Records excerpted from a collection

※

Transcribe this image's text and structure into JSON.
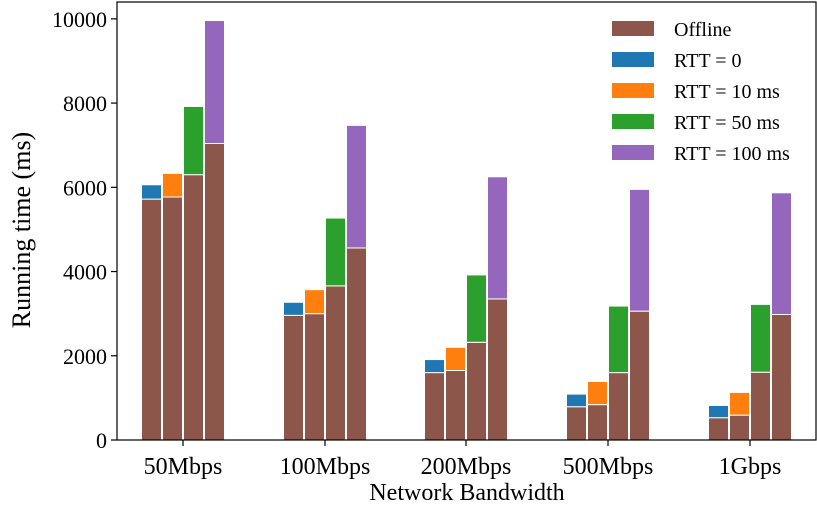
{
  "chart_data": {
    "type": "bar",
    "stacked": true,
    "title": "",
    "xlabel": "Network Bandwidth",
    "ylabel": "Running time (ms)",
    "ylim": [
      0,
      10400
    ],
    "yticks": [
      0,
      2000,
      4000,
      6000,
      8000,
      10000
    ],
    "categories": [
      "50Mbps",
      "100Mbps",
      "200Mbps",
      "500Mbps",
      "1Gbps"
    ],
    "grid": false,
    "legend_position": "top-right",
    "series": [
      {
        "name": "RTT = 0",
        "color": "#1f77b4",
        "offline": [
          5720,
          2960,
          1600,
          790,
          530
        ],
        "total": [
          6060,
          3270,
          1910,
          1090,
          820
        ]
      },
      {
        "name": "RTT = 10 ms",
        "color": "#ff7f0e",
        "offline": [
          5770,
          3000,
          1650,
          840,
          590
        ],
        "total": [
          6330,
          3570,
          2200,
          1390,
          1130
        ]
      },
      {
        "name": "RTT = 50 ms",
        "color": "#2ca02c",
        "offline": [
          6300,
          3660,
          2320,
          1600,
          1610
        ],
        "total": [
          7920,
          5270,
          3920,
          3180,
          3220
        ]
      },
      {
        "name": "RTT = 100 ms",
        "color": "#9467bd",
        "offline": [
          7040,
          4560,
          3350,
          3060,
          2980
        ],
        "total": [
          9960,
          7470,
          6250,
          5950,
          5870
        ]
      }
    ],
    "legend": [
      {
        "label": "Offline",
        "color": "#8c564b"
      },
      {
        "label": "RTT = 0",
        "color": "#1f77b4"
      },
      {
        "label": "RTT = 10 ms",
        "color": "#ff7f0e"
      },
      {
        "label": "RTT = 50 ms",
        "color": "#2ca02c"
      },
      {
        "label": "RTT = 100 ms",
        "color": "#9467bd"
      }
    ],
    "offline_color": "#8c564b"
  }
}
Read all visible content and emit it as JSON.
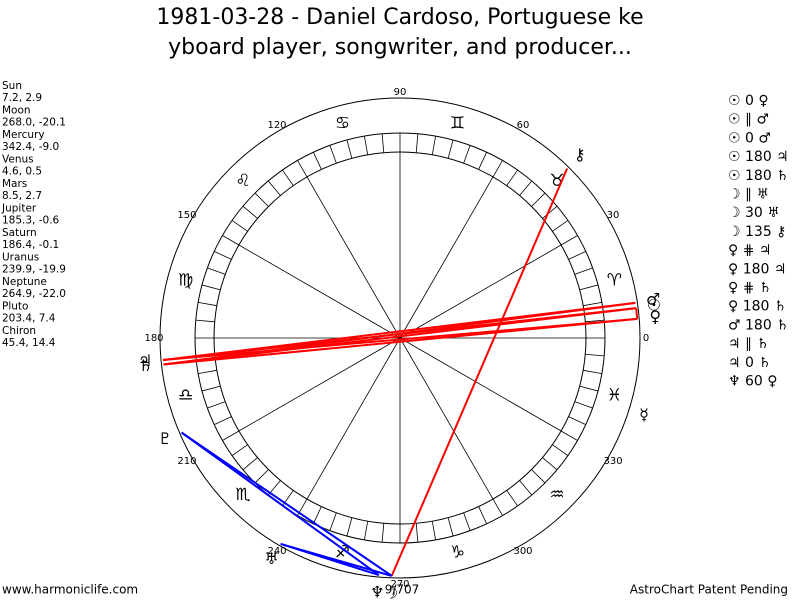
{
  "header": {
    "title_lines": [
      "1981-03-28 - Daniel Cardoso, Portuguese ke",
      "yboard player, songwriter, and producer..."
    ]
  },
  "planets": [
    {
      "name": "Sun",
      "coords": "7.2, 2.9",
      "glyph": "☉"
    },
    {
      "name": "Moon",
      "coords": "268.0, -20.1",
      "glyph": "☽"
    },
    {
      "name": "Mercury",
      "coords": "342.4, -9.0",
      "glyph": "☿"
    },
    {
      "name": "Venus",
      "coords": "4.6, 0.5",
      "glyph": "♀"
    },
    {
      "name": "Mars",
      "coords": "8.5, 2.7",
      "glyph": "♂"
    },
    {
      "name": "Jupiter",
      "coords": "185.3, -0.6",
      "glyph": "♃"
    },
    {
      "name": "Saturn",
      "coords": "186.4, -0.1",
      "glyph": "♄"
    },
    {
      "name": "Uranus",
      "coords": "239.9, -19.9",
      "glyph": "♅"
    },
    {
      "name": "Neptune",
      "coords": "264.9, -22.0",
      "glyph": "♆"
    },
    {
      "name": "Pluto",
      "coords": "203.4, 7.4",
      "glyph": "♇"
    },
    {
      "name": "Chiron",
      "coords": "45.4, 14.4",
      "glyph": "⚷"
    }
  ],
  "aspects": [
    "☉ 0 ♀",
    "☉ ∥ ♂",
    "☉ 0 ♂",
    "☉ 180 ♃",
    "☉ 180 ♄",
    "☽ ∥ ♅",
    "☽ 30 ♅",
    "☽ 135 ⚷",
    "♀ ⋕ ♃",
    "♀ 180 ♃",
    "♀ ⋕ ♄",
    "♀ 180 ♄",
    "♂ 180 ♄",
    "♃ ∥ ♄",
    "♃ 0 ♄",
    "♆ 60 ♀"
  ],
  "wheel": {
    "degree_labels": [
      "0",
      "30",
      "60",
      "90",
      "120",
      "150",
      "180",
      "210",
      "240",
      "270",
      "300",
      "330"
    ],
    "signs": [
      "♈",
      "♉",
      "♊",
      "♋",
      "♌",
      "♍",
      "♎",
      "♏",
      "♐",
      "♑",
      "♒",
      "♓"
    ],
    "bottom_label": "9/707"
  },
  "footer": {
    "left": "www.harmoniclife.com",
    "right": "AstroChart Patent Pending"
  }
}
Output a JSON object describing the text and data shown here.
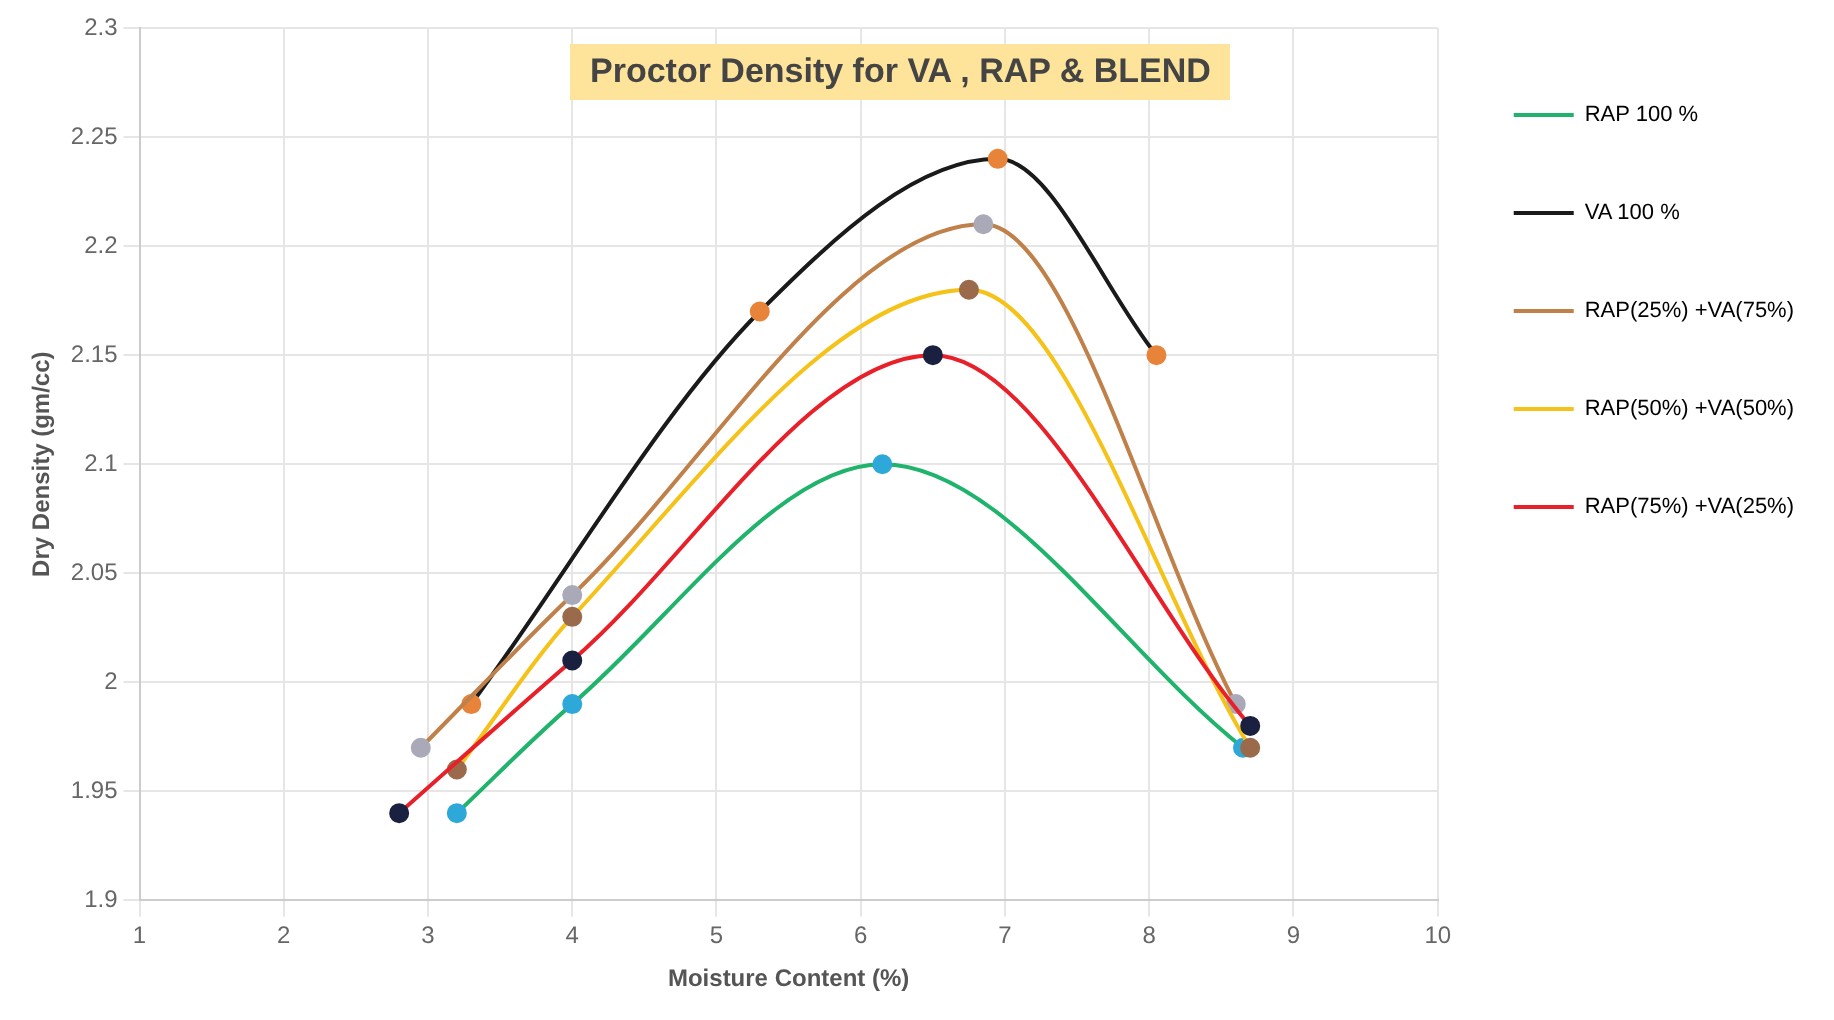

※

— Work instructions —
Which lines hold the word "text"? Show each one.

— The response —
Transcribe this image's text and structure into JSON.
Output a JSON object describing the text and data shown here.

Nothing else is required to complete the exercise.